═════ PROVIDED ENTRIES ═════
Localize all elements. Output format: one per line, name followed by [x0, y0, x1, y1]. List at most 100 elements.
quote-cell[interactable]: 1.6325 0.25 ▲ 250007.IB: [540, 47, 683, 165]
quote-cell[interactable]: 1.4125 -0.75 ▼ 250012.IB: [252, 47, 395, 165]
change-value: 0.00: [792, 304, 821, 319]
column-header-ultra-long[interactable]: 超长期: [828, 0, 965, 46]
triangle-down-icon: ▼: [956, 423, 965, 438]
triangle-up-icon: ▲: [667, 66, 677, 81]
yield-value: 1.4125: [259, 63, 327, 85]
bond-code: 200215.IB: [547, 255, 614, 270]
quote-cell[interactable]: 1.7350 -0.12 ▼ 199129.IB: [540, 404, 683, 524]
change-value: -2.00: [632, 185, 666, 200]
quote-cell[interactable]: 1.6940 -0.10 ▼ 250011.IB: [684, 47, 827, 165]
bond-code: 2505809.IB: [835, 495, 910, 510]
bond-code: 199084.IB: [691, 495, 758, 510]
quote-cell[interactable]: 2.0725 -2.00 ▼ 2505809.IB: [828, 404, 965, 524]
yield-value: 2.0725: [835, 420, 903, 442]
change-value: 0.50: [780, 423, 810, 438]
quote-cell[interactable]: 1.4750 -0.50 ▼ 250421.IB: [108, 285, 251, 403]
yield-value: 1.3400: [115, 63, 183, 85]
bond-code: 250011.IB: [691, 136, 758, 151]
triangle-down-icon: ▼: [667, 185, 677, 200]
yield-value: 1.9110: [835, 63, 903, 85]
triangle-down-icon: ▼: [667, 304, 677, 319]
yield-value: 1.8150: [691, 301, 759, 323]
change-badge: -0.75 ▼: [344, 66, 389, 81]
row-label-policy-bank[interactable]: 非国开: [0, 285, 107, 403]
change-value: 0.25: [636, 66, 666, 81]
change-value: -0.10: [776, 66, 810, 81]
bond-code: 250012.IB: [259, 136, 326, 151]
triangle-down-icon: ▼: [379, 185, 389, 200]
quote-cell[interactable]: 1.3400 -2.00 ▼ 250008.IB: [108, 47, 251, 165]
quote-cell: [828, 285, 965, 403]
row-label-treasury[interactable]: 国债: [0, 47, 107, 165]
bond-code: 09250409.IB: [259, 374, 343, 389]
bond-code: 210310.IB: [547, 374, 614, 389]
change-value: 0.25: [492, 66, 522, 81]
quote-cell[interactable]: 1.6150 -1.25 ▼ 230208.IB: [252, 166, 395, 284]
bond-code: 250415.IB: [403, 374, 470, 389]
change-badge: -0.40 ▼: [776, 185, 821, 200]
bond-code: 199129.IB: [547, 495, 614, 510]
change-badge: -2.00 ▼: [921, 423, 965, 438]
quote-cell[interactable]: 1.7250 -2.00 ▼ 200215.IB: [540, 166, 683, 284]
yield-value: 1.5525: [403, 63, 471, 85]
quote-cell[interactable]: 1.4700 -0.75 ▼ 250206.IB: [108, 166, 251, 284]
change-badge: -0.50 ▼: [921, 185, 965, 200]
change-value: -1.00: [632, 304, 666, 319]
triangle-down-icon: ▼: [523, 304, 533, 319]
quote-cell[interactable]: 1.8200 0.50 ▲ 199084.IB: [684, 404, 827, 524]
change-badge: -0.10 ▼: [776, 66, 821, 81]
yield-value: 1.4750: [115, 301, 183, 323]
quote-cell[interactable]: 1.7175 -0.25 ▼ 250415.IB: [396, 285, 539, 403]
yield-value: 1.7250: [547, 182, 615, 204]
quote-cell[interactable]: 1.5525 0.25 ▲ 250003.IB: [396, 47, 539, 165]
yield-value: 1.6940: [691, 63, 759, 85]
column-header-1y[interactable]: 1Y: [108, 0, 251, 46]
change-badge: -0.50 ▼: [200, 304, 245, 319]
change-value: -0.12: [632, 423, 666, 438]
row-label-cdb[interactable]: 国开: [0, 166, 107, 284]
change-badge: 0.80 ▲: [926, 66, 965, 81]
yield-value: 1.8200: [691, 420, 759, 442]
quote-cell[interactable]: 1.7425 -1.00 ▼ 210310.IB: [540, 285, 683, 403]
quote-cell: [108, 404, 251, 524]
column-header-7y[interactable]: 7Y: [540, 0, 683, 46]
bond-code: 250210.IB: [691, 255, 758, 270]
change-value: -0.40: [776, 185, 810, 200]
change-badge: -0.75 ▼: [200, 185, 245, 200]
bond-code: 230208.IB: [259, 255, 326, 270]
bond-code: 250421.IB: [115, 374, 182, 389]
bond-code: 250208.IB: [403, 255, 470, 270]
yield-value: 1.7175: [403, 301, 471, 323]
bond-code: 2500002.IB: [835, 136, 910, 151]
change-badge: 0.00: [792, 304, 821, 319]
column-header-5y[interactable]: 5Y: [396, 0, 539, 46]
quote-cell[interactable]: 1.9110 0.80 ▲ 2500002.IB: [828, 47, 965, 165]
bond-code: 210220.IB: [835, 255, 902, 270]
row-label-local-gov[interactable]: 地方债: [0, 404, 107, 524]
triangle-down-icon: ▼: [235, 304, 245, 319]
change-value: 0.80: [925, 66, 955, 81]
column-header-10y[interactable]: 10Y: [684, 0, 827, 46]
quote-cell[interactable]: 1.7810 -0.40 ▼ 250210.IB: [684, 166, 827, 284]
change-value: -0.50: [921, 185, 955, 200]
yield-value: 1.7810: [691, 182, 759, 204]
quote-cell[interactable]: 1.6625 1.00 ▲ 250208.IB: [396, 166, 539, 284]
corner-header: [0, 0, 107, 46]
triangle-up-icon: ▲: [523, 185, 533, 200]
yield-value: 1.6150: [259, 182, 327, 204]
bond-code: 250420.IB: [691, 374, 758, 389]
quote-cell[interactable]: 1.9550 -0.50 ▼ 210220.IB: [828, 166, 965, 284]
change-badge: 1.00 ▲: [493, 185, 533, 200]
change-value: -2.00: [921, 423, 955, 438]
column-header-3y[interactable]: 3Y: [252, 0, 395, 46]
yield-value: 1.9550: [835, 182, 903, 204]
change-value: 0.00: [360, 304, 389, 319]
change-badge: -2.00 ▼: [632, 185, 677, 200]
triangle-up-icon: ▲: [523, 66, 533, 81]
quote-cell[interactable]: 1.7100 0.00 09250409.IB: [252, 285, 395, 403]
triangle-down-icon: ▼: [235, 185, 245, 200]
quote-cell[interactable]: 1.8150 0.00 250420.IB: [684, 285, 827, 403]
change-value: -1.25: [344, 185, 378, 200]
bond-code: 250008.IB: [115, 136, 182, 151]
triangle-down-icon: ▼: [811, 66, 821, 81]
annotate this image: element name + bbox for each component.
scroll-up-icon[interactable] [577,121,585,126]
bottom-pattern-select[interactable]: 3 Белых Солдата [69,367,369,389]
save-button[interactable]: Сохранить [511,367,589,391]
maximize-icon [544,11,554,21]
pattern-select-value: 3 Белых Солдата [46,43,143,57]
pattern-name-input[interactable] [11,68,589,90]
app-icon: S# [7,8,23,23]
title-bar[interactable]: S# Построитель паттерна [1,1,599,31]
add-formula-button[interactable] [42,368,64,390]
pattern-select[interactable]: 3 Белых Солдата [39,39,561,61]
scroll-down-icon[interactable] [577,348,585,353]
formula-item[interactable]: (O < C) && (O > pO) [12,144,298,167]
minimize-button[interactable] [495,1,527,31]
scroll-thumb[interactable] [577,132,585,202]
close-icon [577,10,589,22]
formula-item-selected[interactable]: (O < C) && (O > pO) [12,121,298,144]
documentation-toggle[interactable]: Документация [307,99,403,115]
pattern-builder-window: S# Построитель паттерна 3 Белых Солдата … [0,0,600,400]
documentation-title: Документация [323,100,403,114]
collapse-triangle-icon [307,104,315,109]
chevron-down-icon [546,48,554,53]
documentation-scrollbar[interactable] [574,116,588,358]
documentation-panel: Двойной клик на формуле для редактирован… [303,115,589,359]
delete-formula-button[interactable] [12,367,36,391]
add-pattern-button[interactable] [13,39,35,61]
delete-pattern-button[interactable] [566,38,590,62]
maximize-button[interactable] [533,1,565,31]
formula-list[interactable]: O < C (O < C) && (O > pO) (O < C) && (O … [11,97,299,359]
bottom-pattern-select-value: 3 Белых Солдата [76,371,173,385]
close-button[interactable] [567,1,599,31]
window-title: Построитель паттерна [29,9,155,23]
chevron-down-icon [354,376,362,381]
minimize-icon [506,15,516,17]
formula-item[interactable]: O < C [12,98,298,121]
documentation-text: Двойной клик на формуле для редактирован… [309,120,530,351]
═════
## WHAT IS EXPECTED
Can you repeat the items from the start through the line containing "quote-cell[interactable]: 1.7350 -0.12", changing "quote-cell" to "price-cell" and keeping everything else the same?

## RESPONSE
Localize all elements. Output format: one per line, name followed by [x0, y0, x1, y1]. List at most 100 elements.
price-cell[interactable]: 1.6325 0.25 ▲ 250007.IB: [540, 47, 683, 165]
price-cell[interactable]: 1.4125 -0.75 ▼ 250012.IB: [252, 47, 395, 165]
change-value: 0.00: [792, 304, 821, 319]
column-header-ultra-long[interactable]: 超长期: [828, 0, 965, 46]
triangle-down-icon: ▼: [956, 423, 965, 438]
triangle-up-icon: ▲: [667, 66, 677, 81]
yield-value: 1.4125: [259, 63, 327, 85]
bond-code: 200215.IB: [547, 255, 614, 270]
price-cell[interactable]: 1.7350 -0.12 ▼ 199129.IB: [540, 404, 683, 524]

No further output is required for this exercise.